EXERCISE TASK: Extract and list every line that contains the word "coordinate".

(Data records)

■ ■ ■ ■ ■ ■ ■

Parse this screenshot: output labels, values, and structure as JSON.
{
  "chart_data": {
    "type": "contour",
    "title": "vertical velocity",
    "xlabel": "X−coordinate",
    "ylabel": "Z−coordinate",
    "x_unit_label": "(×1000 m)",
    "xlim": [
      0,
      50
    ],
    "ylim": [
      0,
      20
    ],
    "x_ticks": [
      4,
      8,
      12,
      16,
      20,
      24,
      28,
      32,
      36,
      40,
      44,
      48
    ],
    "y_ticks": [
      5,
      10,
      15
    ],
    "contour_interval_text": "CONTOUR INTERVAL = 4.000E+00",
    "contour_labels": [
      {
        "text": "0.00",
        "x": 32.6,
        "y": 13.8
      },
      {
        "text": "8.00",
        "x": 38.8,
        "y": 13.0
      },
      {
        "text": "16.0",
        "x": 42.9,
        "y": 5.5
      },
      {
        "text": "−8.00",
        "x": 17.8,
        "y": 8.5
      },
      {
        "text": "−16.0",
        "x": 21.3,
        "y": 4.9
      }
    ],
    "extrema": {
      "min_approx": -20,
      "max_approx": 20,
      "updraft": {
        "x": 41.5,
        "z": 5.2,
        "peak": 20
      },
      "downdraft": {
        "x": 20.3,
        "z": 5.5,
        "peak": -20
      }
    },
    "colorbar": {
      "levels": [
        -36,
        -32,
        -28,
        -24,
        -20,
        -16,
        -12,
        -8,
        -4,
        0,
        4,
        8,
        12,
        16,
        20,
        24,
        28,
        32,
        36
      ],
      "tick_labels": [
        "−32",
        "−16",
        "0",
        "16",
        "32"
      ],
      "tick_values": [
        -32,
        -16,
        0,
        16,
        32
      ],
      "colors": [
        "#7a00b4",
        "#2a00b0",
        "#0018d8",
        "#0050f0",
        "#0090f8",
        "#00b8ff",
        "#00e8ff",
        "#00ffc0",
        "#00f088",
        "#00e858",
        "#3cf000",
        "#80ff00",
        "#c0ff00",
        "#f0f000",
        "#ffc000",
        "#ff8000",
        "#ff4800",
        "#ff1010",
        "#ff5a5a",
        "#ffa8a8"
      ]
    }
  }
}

■ ■ ■ ■ ■ ■ ■

WRITTEN SOLUTION:
    "xlabel": "X−coordinate",
    "ylabel": "Z−coordinate",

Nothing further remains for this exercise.